* Exercise requirements
Repeat the records exactly. Every line must match.

-- Data shown start --

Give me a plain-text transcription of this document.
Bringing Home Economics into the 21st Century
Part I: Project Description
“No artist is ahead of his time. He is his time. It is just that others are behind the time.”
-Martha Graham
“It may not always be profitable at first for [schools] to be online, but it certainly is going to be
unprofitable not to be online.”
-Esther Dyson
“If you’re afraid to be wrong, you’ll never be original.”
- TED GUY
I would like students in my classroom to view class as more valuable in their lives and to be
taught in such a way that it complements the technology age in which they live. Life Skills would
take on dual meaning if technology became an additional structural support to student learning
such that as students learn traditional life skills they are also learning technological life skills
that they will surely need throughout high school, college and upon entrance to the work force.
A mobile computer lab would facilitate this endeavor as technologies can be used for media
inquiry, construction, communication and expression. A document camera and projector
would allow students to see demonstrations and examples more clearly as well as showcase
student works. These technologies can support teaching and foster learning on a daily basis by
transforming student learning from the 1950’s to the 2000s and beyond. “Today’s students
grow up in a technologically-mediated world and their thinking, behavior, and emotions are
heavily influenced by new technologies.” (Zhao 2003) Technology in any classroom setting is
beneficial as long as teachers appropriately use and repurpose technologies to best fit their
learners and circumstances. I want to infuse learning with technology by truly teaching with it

-- Data shown end --

* Task response
Give me a plain-text transcription of this document.
Bringing Home Economics into the 21st Century
Part I: Project Description
“No artist is ahead of his time. He is his time. It is just that others are behind the time.”
-Martha Graham
“It may not always be profitable at first for [schools] to be online, but it certainly is going to be
unprofitable not to be online.”
-Esther Dyson
“If you’re afraid to be wrong, you’ll never be original.”
- TED GUY
I would like students in my classroom to view class as more valuable in their lives and to be
taught in such a way that it complements the technology age in which they live. Life Skills would
take on dual meaning if technology became an additional structural support to student learning
such that as students learn traditional life skills they are also learning technological life skills
that they will surely need throughout high school, college and upon entrance to the work force.
A mobile computer lab would facilitate this endeavor as technologies can be used for media
inquiry, construction, communication and expression. A document camera and projector
would allow students to see demonstrations and examples more clearly as well as showcase
student works. These technologies can support teaching and foster learning on a daily basis by
transforming student learning from the 1950’s to the 2000s and beyond. “Today’s students
grow up in a technologically-mediated world and their thinking, behavior, and emotions are
heavily influenced by new technologies.” (Zhao 2003) Technology in any classroom setting is
beneficial as long as teachers appropriately use and repurpose technologies to best fit their
learners and circumstances. I want to infuse learning with technology by truly teaching with it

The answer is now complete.